**Task to complete:** Search the data for the string "structured", and report each line where it is found.

(Beginning of The records)

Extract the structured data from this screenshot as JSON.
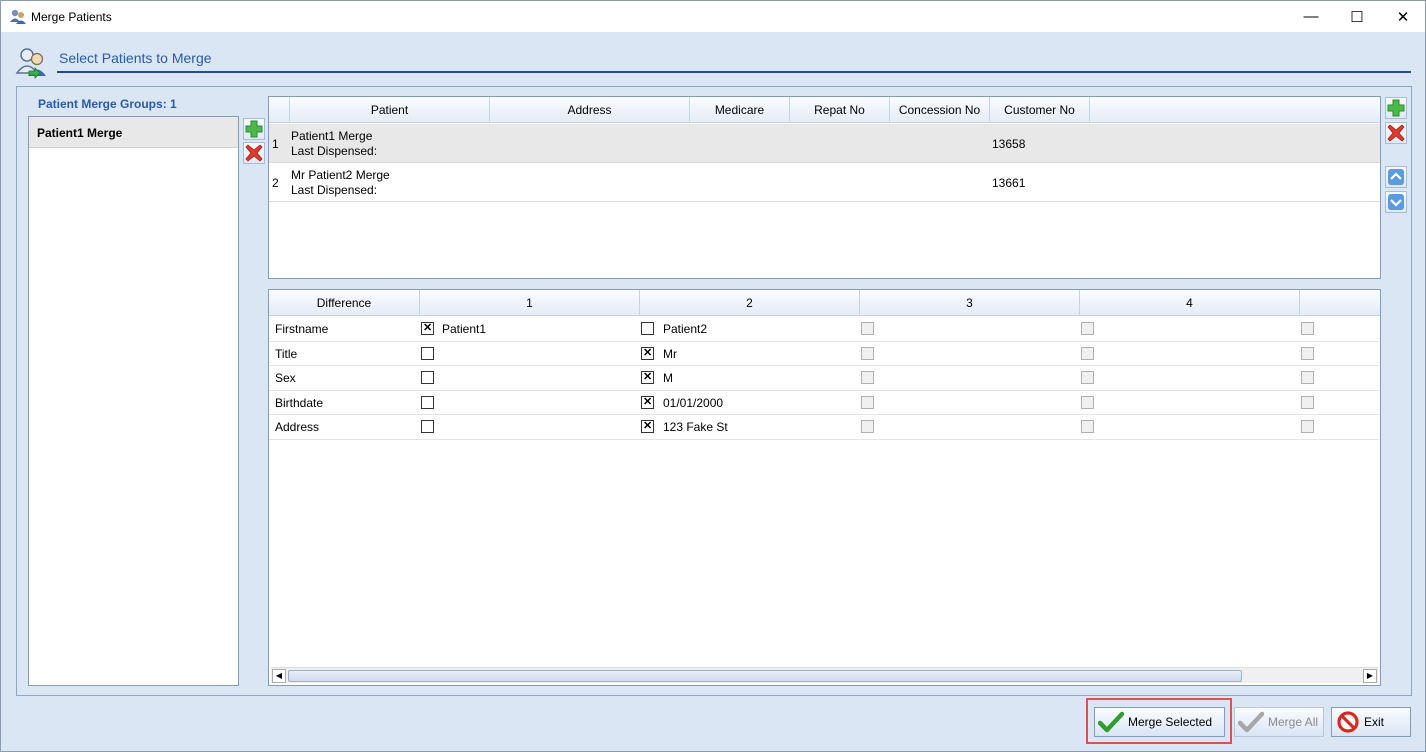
{
  "window": {
    "title": "Merge Patients",
    "controls": {
      "minimize": "—",
      "maximize": "☐",
      "close": "✕"
    }
  },
  "header": {
    "title": "Select Patients to Merge"
  },
  "groups": {
    "label": "Patient Merge Groups: 1",
    "items": [
      {
        "label": "Patient1 Merge"
      }
    ]
  },
  "patients_grid": {
    "columns": [
      "Patient",
      "Address",
      "Medicare",
      "Repat No",
      "Concession No",
      "Customer No"
    ],
    "rows": [
      {
        "num": "1",
        "name": "Patient1 Merge",
        "dispensed": "Last Dispensed:",
        "customer_no": "13658"
      },
      {
        "num": "2",
        "name": "Mr Patient2 Merge",
        "dispensed": "Last Dispensed:",
        "customer_no": "13661"
      }
    ]
  },
  "diff_grid": {
    "columns": [
      "Difference",
      "1",
      "2",
      "3",
      "4"
    ],
    "rows": [
      {
        "label": "Firstname",
        "v1": "Patient1",
        "c1": true,
        "v2": "Patient2",
        "c2": false
      },
      {
        "label": "Title",
        "v1": "",
        "c1": false,
        "v2": "Mr",
        "c2": true
      },
      {
        "label": "Sex",
        "v1": "",
        "c1": false,
        "v2": "M",
        "c2": true
      },
      {
        "label": "Birthdate",
        "v1": "",
        "c1": false,
        "v2": "01/01/2000",
        "c2": true
      },
      {
        "label": "Address",
        "v1": "",
        "c1": false,
        "v2": "123 Fake St",
        "c2": true
      }
    ]
  },
  "buttons": {
    "merge_selected": "Merge Selected",
    "merge_all": "Merge All",
    "exit": "Exit"
  },
  "colors": {
    "accent": "#2a5aa8",
    "highlight": "#d9534f"
  }
}
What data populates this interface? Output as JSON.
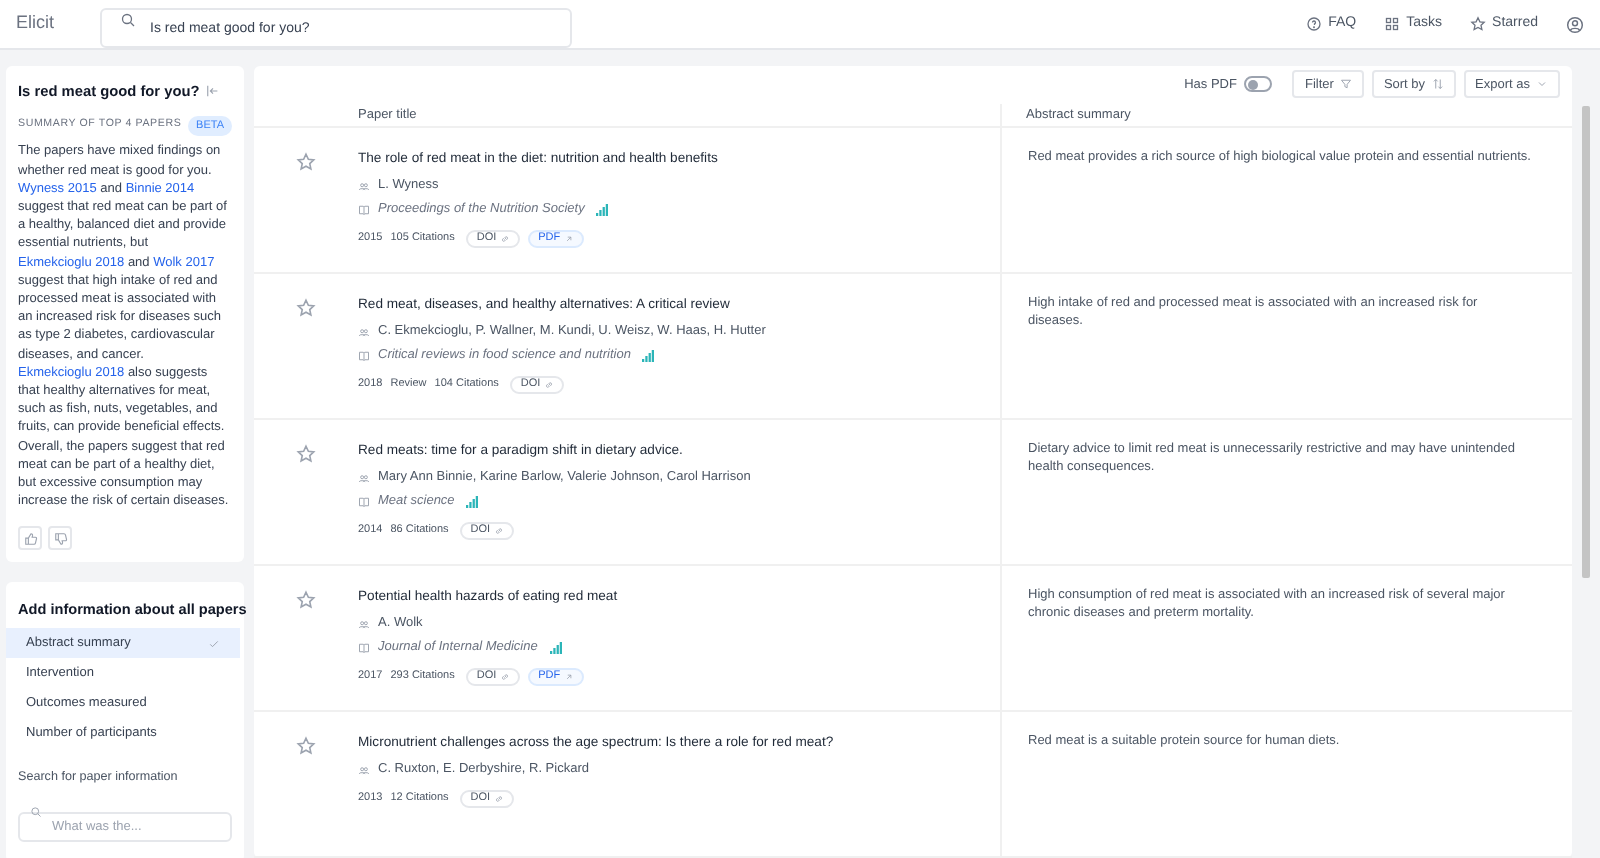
{
  "app": {
    "logo": "Elicit",
    "search_value": "Is red meat good for you?",
    "nav": [
      {
        "label": "FAQ",
        "kind": "faq"
      },
      {
        "label": "Tasks",
        "kind": "tasks"
      },
      {
        "label": "Starred",
        "kind": "starred"
      }
    ]
  },
  "summary": {
    "question": "Is red meat good for you?",
    "label": "SUMMARY OF TOP 4 PAPERS",
    "badge": "BETA",
    "segments": [
      {
        "text": "The papers have mixed findings on whether red meat is good for you.",
        "link": false
      },
      {
        "text": "Wyness 2015",
        "link": true
      },
      {
        "text": "and",
        "link": false
      },
      {
        "text": "Binnie 2014",
        "link": true
      },
      {
        "text": "suggest that red meat can be part of a healthy, balanced diet and provide essential nutrients, but",
        "link": false
      },
      {
        "text": "Ekmekcioglu 2018",
        "link": true
      },
      {
        "text": "and",
        "link": false
      },
      {
        "text": "Wolk 2017",
        "link": true
      },
      {
        "text": "suggest that high intake of red and processed meat is associated with an increased risk for diseases such as type 2 diabetes, cardiovascular diseases, and cancer.",
        "link": false
      },
      {
        "text": "Ekmekcioglu 2018",
        "link": true
      },
      {
        "text": "also suggests that healthy alternatives for meat, such as fish, nuts, vegetables, and fruits, can provide beneficial effects. Overall, the papers suggest that red meat can be part of a healthy diet, but excessive consumption may increase the risk of certain diseases.",
        "link": false
      }
    ]
  },
  "add_info": {
    "title": "Add information about all papers",
    "options": [
      {
        "label": "Abstract summary",
        "selected": true
      },
      {
        "label": "Intervention",
        "selected": false
      },
      {
        "label": "Outcomes measured",
        "selected": false
      },
      {
        "label": "Number of participants",
        "selected": false
      }
    ],
    "search_label": "Search for paper information",
    "search_placeholder": "What was the..."
  },
  "toolbar": {
    "has_pdf_label": "Has PDF",
    "has_pdf_on": false,
    "buttons": [
      {
        "label": "Filter",
        "kind": "filter"
      },
      {
        "label": "Sort by",
        "kind": "sort"
      },
      {
        "label": "Export as",
        "kind": "export"
      }
    ]
  },
  "table": {
    "columns": [
      "Paper title",
      "Abstract summary"
    ],
    "rows": [
      {
        "starred": false,
        "title": "The role of red meat in the diet: nutrition and health benefits",
        "authors": "L. Wyness",
        "journal": "Proceedings of the Nutrition Society",
        "year": "2015",
        "citations": "105 Citations",
        "links": [
          {
            "label": "DOI",
            "kind": "doi"
          },
          {
            "label": "PDF",
            "kind": "pdf"
          }
        ],
        "summary": "Red meat provides a rich source of high biological value protein and essential nutrients."
      },
      {
        "starred": false,
        "title": "Red meat, diseases, and healthy alternatives: A critical review",
        "authors": "C. Ekmekcioglu, P. Wallner, M. Kundi, U. Weisz, W. Haas, H. Hutter",
        "journal": "Critical reviews in food science and nutrition",
        "year": "2018",
        "type": "Review",
        "citations": "104 Citations",
        "links": [
          {
            "label": "DOI",
            "kind": "doi"
          }
        ],
        "summary": "High intake of red and processed meat is associated with an increased risk for diseases."
      },
      {
        "starred": false,
        "title": "Red meats: time for a paradigm shift in dietary advice.",
        "authors": "Mary Ann Binnie, Karine Barlow, Valerie Johnson, Carol Harrison",
        "journal": "Meat science",
        "year": "2014",
        "citations": "86 Citations",
        "links": [
          {
            "label": "DOI",
            "kind": "doi"
          }
        ],
        "summary": "Dietary advice to limit red meat is unnecessarily restrictive and may have unintended health consequences."
      },
      {
        "starred": false,
        "title": "Potential health hazards of eating red meat",
        "authors": "A. Wolk",
        "journal": "Journal of Internal Medicine",
        "year": "2017",
        "citations": "293 Citations",
        "links": [
          {
            "label": "DOI",
            "kind": "doi"
          },
          {
            "label": "PDF",
            "kind": "pdf"
          }
        ],
        "summary": "High consumption of red meat is associated with an increased risk of several major chronic diseases and preterm mortality."
      },
      {
        "starred": false,
        "title": "Micronutrient challenges across the age spectrum: Is there a role for red meat?",
        "authors": "C. Ruxton, E. Derbyshire, R. Pickard",
        "year": "2013",
        "citations": "12 Citations",
        "links": [
          {
            "label": "DOI",
            "kind": "doi"
          }
        ],
        "summary": "Red meat is a suitable protein source for human diets."
      }
    ]
  }
}
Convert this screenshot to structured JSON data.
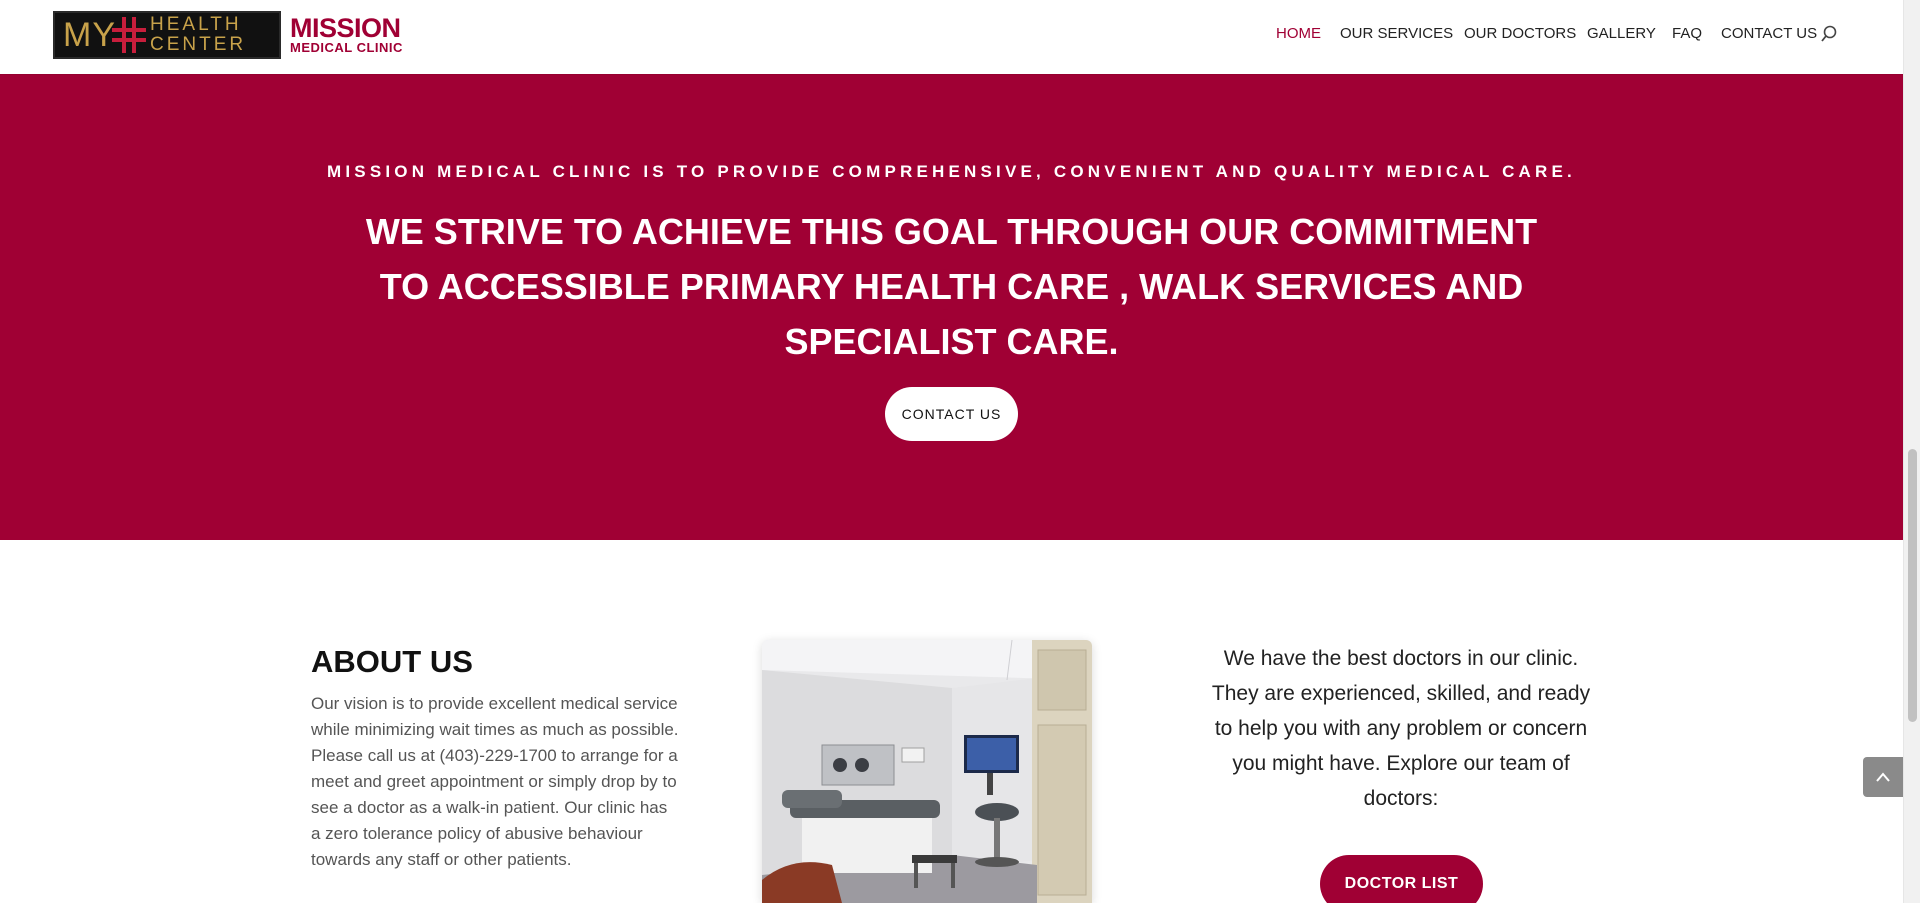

(End of The records)

**Answer section:**
Extract the structured data from this screenshot as JSON.
Convert this screenshot to structured JSON data.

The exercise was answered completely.